**WHAT THE TASK REQUIRES**
Scan the lines below for the word "frac". Copy each line you find it in.

>>>

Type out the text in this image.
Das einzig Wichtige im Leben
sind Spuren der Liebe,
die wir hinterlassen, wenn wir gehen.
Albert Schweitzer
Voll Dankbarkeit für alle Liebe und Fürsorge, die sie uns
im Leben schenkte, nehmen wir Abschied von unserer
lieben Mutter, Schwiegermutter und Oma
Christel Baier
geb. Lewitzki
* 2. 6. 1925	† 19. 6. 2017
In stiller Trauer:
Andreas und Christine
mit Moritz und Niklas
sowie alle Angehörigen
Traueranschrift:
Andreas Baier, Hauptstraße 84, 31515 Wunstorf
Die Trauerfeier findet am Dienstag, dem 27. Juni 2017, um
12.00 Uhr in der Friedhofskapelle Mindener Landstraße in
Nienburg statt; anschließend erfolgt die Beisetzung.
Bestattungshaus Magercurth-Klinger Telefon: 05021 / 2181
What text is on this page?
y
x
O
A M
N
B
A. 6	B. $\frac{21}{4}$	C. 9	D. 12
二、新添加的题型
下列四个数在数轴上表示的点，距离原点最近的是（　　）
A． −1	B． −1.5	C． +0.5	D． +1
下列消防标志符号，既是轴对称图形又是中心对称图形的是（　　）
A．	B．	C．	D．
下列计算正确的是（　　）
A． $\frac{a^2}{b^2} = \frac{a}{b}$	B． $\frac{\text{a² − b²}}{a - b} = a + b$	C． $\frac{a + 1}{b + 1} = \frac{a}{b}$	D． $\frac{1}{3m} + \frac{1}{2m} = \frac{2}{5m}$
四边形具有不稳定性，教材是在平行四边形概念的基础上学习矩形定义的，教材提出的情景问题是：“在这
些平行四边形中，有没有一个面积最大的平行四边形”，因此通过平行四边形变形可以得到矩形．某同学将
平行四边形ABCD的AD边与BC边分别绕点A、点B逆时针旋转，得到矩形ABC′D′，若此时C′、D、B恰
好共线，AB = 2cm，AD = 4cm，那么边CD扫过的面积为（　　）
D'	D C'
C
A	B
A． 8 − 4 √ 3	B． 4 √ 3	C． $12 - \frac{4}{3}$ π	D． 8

<<<

**SOLUTION TO THIS PROBLEM**
A. 6	B. $\frac{21}{4}$	C. 9	D. 12
A． $\frac{a^2}{b^2} = \frac{a}{b}$	B． $\frac{\text{a² − b²}}{a - b} = a + b$	C． $\frac{a + 1}{b + 1} = \frac{a}{b}$	D． $\frac{1}{3m} + \frac{1}{2m} = \frac{2}{5m}$
A． 8 − 4 √ 3	B． 4 √ 3	C． $12 - \frac{4}{3}$ π	D． 8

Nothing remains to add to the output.